Your goal: Every line below that holds the string "Tomcat" should be copied out.

Collected data:
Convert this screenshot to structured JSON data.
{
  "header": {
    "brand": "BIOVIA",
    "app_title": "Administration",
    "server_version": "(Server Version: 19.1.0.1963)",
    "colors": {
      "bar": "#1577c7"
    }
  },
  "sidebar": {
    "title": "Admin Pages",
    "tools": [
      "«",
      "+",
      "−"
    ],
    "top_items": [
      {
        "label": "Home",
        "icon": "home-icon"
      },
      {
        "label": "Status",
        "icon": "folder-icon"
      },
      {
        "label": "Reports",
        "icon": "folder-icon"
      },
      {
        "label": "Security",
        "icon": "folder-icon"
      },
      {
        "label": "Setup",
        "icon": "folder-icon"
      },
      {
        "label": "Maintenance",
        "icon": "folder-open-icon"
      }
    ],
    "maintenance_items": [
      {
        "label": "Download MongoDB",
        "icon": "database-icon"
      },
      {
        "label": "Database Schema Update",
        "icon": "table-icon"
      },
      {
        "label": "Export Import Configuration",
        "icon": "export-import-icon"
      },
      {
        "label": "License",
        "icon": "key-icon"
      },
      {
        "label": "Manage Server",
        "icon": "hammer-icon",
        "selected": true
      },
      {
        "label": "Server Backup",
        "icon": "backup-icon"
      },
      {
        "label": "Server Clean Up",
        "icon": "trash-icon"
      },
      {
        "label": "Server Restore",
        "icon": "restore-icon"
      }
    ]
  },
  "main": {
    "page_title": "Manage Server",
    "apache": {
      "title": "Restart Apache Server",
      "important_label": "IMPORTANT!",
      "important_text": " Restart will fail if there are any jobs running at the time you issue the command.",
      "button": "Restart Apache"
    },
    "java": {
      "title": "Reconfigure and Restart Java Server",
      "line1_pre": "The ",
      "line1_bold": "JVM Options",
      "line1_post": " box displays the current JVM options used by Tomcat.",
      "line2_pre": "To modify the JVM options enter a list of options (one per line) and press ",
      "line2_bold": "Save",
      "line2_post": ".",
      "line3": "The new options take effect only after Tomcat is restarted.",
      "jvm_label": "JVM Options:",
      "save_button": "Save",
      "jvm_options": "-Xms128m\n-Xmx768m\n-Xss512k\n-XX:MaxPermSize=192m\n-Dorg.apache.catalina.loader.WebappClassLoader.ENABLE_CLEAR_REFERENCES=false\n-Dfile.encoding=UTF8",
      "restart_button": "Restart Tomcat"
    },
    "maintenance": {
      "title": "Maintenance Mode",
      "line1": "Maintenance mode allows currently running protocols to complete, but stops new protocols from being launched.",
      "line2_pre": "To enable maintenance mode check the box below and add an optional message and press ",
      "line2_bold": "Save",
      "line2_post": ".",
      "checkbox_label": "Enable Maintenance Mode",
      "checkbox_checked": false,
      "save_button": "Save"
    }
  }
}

Exercise response:
      "line1_post": " box displays the current JVM options used by Tomcat.",
      "line3": "The new options take effect only after Tomcat is restarted.",
      "restart_button": "Restart Tomcat"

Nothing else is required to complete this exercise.